Saved data entries
::::

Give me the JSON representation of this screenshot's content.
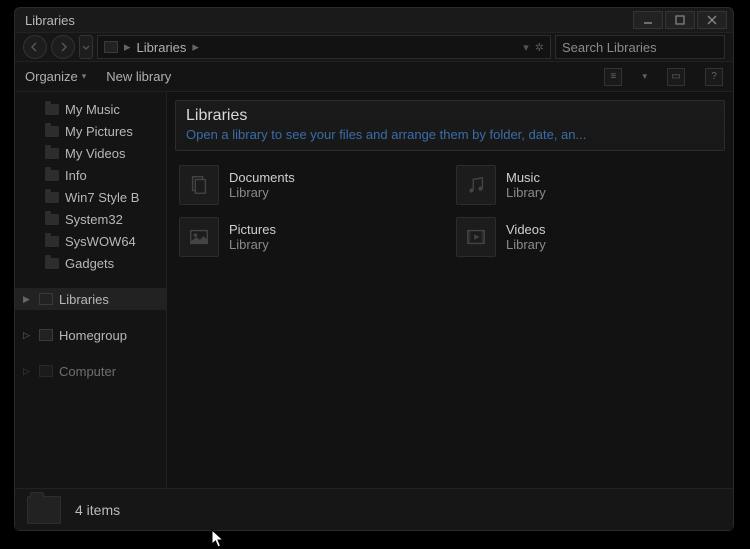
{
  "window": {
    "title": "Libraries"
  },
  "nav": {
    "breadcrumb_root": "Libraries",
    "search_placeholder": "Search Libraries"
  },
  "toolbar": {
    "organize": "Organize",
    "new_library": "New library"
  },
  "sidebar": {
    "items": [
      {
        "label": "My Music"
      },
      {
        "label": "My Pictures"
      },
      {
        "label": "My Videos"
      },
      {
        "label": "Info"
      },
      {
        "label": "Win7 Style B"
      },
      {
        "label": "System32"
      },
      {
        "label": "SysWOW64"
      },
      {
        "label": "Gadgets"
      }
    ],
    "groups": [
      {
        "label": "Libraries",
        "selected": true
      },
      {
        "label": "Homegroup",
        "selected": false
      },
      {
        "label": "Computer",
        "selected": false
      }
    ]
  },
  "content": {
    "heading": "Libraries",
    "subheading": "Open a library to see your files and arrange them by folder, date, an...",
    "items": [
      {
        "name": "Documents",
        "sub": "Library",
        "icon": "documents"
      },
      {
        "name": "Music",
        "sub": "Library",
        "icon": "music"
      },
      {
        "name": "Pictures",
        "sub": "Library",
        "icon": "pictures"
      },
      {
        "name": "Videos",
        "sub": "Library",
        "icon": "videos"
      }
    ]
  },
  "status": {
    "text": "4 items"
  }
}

::::

Task to carry out. Leave out every line without the string "name" and copy the rest.

Answer to the exercise.
        "name": "Documents",
        "name": "Music",
        "name": "Pictures",
        "name": "Videos",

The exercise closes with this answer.